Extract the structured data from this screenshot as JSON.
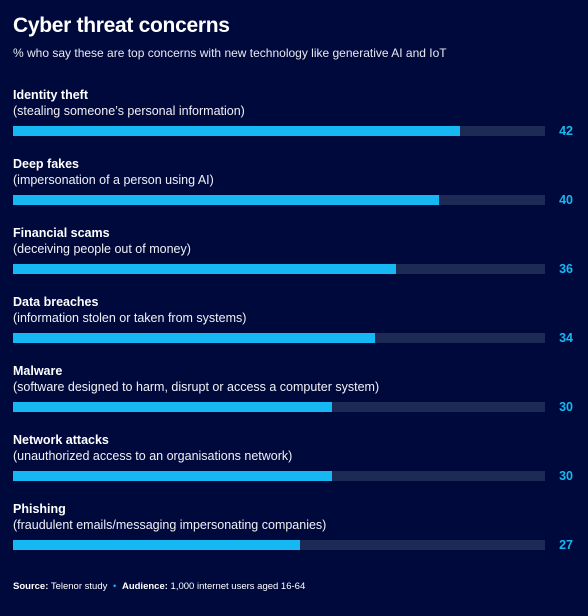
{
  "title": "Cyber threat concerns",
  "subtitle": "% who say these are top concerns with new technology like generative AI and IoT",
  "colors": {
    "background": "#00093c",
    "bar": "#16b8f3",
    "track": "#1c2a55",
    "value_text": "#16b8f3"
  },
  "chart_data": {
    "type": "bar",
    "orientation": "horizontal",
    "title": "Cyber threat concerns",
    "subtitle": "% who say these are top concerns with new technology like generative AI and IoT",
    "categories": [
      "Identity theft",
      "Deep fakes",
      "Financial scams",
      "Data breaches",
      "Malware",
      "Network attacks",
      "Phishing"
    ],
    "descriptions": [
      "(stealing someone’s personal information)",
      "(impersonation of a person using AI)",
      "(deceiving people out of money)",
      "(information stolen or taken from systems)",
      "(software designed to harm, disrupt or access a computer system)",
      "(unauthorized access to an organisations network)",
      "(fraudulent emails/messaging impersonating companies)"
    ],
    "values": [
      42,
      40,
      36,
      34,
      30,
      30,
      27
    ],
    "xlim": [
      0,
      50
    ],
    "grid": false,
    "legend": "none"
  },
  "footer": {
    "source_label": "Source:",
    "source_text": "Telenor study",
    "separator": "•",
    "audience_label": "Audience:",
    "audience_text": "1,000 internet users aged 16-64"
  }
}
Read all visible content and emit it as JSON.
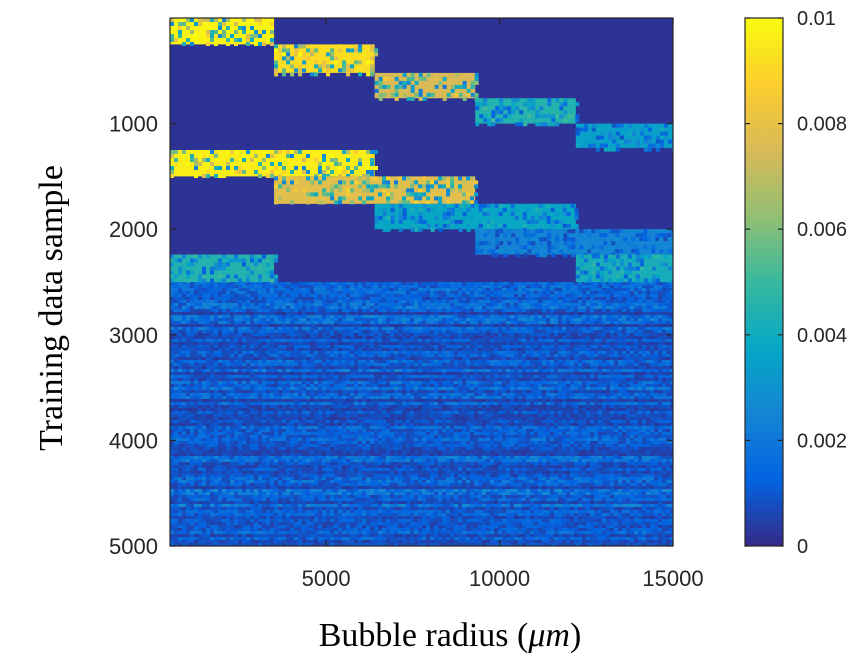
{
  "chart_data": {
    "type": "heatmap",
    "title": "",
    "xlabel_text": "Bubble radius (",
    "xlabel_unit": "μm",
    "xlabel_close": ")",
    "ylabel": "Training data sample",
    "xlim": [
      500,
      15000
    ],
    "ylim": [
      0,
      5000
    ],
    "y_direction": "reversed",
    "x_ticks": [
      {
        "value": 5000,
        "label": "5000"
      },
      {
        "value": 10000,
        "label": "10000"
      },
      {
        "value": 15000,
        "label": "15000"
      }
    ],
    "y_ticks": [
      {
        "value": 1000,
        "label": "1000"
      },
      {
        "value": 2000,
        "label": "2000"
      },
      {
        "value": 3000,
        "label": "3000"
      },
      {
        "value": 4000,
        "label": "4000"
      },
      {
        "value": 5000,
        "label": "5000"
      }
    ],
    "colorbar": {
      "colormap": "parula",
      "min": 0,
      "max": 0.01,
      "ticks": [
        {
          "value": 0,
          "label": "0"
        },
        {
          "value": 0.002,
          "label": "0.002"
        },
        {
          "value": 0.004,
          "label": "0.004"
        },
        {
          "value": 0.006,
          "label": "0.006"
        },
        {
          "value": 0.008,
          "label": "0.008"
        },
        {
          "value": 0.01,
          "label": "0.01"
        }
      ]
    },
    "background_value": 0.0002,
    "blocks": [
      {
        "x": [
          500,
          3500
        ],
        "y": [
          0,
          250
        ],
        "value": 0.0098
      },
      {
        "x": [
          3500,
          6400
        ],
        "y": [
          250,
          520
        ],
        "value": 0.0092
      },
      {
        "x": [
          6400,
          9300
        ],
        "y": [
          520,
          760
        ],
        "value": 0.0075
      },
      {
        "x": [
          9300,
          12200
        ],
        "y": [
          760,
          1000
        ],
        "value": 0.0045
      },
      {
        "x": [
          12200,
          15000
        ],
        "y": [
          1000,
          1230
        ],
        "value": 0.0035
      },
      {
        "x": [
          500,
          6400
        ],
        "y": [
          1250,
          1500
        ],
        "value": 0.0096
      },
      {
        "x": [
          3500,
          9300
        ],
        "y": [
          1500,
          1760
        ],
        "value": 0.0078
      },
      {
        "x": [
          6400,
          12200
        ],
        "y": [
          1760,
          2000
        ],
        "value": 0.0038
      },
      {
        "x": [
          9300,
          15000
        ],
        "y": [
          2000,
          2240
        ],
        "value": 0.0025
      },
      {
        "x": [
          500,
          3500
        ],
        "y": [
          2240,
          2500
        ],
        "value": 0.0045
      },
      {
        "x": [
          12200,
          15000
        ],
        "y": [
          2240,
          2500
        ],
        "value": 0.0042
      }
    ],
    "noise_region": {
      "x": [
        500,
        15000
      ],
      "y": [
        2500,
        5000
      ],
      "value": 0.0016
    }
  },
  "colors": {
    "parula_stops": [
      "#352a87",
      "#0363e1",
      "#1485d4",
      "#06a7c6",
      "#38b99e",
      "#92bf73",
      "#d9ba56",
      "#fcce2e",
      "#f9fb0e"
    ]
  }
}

- [STATED EXERCISE]: Return the listing above unchanged, apart from dropping its pictures.

- [TASK SOLUTION]:
Extract the structured data from this screenshot as JSON.
{
  "title": "Cyber threat concerns",
  "subtitle": "% who say these are top concerns with new technology like generative AI and IoT",
  "colors": {
    "background": "#00093c",
    "bar": "#16b8f3",
    "track": "#1c2a55",
    "value_text": "#16b8f3"
  },
  "chart_data": {
    "type": "bar",
    "orientation": "horizontal",
    "title": "Cyber threat concerns",
    "subtitle": "% who say these are top concerns with new technology like generative AI and IoT",
    "categories": [
      "Identity theft",
      "Deep fakes",
      "Financial scams",
      "Data breaches",
      "Malware",
      "Network attacks",
      "Phishing"
    ],
    "descriptions": [
      "(stealing someone’s personal information)",
      "(impersonation of a person using AI)",
      "(deceiving people out of money)",
      "(information stolen or taken from systems)",
      "(software designed to harm, disrupt or access a computer system)",
      "(unauthorized access to an organisations network)",
      "(fraudulent emails/messaging impersonating companies)"
    ],
    "values": [
      42,
      40,
      36,
      34,
      30,
      30,
      27
    ],
    "xlim": [
      0,
      50
    ],
    "grid": false,
    "legend": "none"
  },
  "footer": {
    "source_label": "Source:",
    "source_text": "Telenor study",
    "separator": "•",
    "audience_label": "Audience:",
    "audience_text": "1,000 internet users aged 16-64"
  }
}
Read all visible content and emit it as JSON.
{
  "chart_data": {
    "type": "heatmap",
    "title": "",
    "xlabel_text": "Bubble radius (",
    "xlabel_unit": "μm",
    "xlabel_close": ")",
    "ylabel": "Training data sample",
    "xlim": [
      500,
      15000
    ],
    "ylim": [
      0,
      5000
    ],
    "y_direction": "reversed",
    "x_ticks": [
      {
        "value": 5000,
        "label": "5000"
      },
      {
        "value": 10000,
        "label": "10000"
      },
      {
        "value": 15000,
        "label": "15000"
      }
    ],
    "y_ticks": [
      {
        "value": 1000,
        "label": "1000"
      },
      {
        "value": 2000,
        "label": "2000"
      },
      {
        "value": 3000,
        "label": "3000"
      },
      {
        "value": 4000,
        "label": "4000"
      },
      {
        "value": 5000,
        "label": "5000"
      }
    ],
    "colorbar": {
      "colormap": "parula",
      "min": 0,
      "max": 0.01,
      "ticks": [
        {
          "value": 0,
          "label": "0"
        },
        {
          "value": 0.002,
          "label": "0.002"
        },
        {
          "value": 0.004,
          "label": "0.004"
        },
        {
          "value": 0.006,
          "label": "0.006"
        },
        {
          "value": 0.008,
          "label": "0.008"
        },
        {
          "value": 0.01,
          "label": "0.01"
        }
      ]
    },
    "background_value": 0.0002,
    "blocks": [
      {
        "x": [
          500,
          3500
        ],
        "y": [
          0,
          250
        ],
        "value": 0.0098
      },
      {
        "x": [
          3500,
          6400
        ],
        "y": [
          250,
          520
        ],
        "value": 0.0092
      },
      {
        "x": [
          6400,
          9300
        ],
        "y": [
          520,
          760
        ],
        "value": 0.0075
      },
      {
        "x": [
          9300,
          12200
        ],
        "y": [
          760,
          1000
        ],
        "value": 0.0045
      },
      {
        "x": [
          12200,
          15000
        ],
        "y": [
          1000,
          1230
        ],
        "value": 0.0035
      },
      {
        "x": [
          500,
          6400
        ],
        "y": [
          1250,
          1500
        ],
        "value": 0.0096
      },
      {
        "x": [
          3500,
          9300
        ],
        "y": [
          1500,
          1760
        ],
        "value": 0.0078
      },
      {
        "x": [
          6400,
          12200
        ],
        "y": [
          1760,
          2000
        ],
        "value": 0.0038
      },
      {
        "x": [
          9300,
          15000
        ],
        "y": [
          2000,
          2240
        ],
        "value": 0.0025
      },
      {
        "x": [
          500,
          3500
        ],
        "y": [
          2240,
          2500
        ],
        "value": 0.0045
      },
      {
        "x": [
          12200,
          15000
        ],
        "y": [
          2240,
          2500
        ],
        "value": 0.0042
      }
    ],
    "noise_region": {
      "x": [
        500,
        15000
      ],
      "y": [
        2500,
        5000
      ],
      "value": 0.0016
    }
  },
  "colors": {
    "parula_stops": [
      "#352a87",
      "#0363e1",
      "#1485d4",
      "#06a7c6",
      "#38b99e",
      "#92bf73",
      "#d9ba56",
      "#fcce2e",
      "#f9fb0e"
    ]
  }
}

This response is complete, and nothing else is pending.